■ Aim of the task ■
All of the data needs to be repeated exactly.

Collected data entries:
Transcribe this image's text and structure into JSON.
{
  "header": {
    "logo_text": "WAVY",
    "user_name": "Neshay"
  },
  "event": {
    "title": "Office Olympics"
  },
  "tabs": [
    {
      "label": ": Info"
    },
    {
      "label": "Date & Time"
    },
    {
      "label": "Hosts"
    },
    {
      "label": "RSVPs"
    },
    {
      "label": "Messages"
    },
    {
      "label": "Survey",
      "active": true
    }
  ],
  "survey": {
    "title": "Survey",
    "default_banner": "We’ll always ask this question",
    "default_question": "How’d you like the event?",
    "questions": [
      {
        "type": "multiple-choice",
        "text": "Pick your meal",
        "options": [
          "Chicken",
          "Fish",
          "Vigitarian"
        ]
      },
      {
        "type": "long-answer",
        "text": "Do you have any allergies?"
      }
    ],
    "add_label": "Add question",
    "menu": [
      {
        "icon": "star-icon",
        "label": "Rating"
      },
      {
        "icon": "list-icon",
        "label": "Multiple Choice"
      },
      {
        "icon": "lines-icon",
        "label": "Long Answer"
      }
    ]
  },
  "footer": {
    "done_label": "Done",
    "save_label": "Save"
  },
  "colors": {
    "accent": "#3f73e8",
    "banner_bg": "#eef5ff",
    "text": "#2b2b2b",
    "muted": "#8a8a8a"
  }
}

■ Response to this task ■
Transcribe this image's text and structure into JSON.
{
  "header": {
    "logo_text": "WAVY",
    "user_name": "Neshay"
  },
  "event": {
    "title": "Office Olympics"
  },
  "tabs": [
    {
      "label": ": Info"
    },
    {
      "label": "Date & Time"
    },
    {
      "label": "Hosts"
    },
    {
      "label": "RSVPs"
    },
    {
      "label": "Messages"
    },
    {
      "label": "Survey",
      "active": true
    }
  ],
  "survey": {
    "title": "Survey",
    "default_banner": "We’ll always ask this question",
    "default_question": "How’d you like the event?",
    "questions": [
      {
        "type": "multiple-choice",
        "text": "Pick your meal",
        "options": [
          "Chicken",
          "Fish",
          "Vigitarian"
        ]
      },
      {
        "type": "long-answer",
        "text": "Do you have any allergies?"
      }
    ],
    "add_label": "Add question",
    "menu": [
      {
        "icon": "star-icon",
        "label": "Rating"
      },
      {
        "icon": "list-icon",
        "label": "Multiple Choice"
      },
      {
        "icon": "lines-icon",
        "label": "Long Answer"
      }
    ]
  },
  "footer": {
    "done_label": "Done",
    "save_label": "Save"
  },
  "colors": {
    "accent": "#3f73e8",
    "banner_bg": "#eef5ff",
    "text": "#2b2b2b",
    "muted": "#8a8a8a"
  }
}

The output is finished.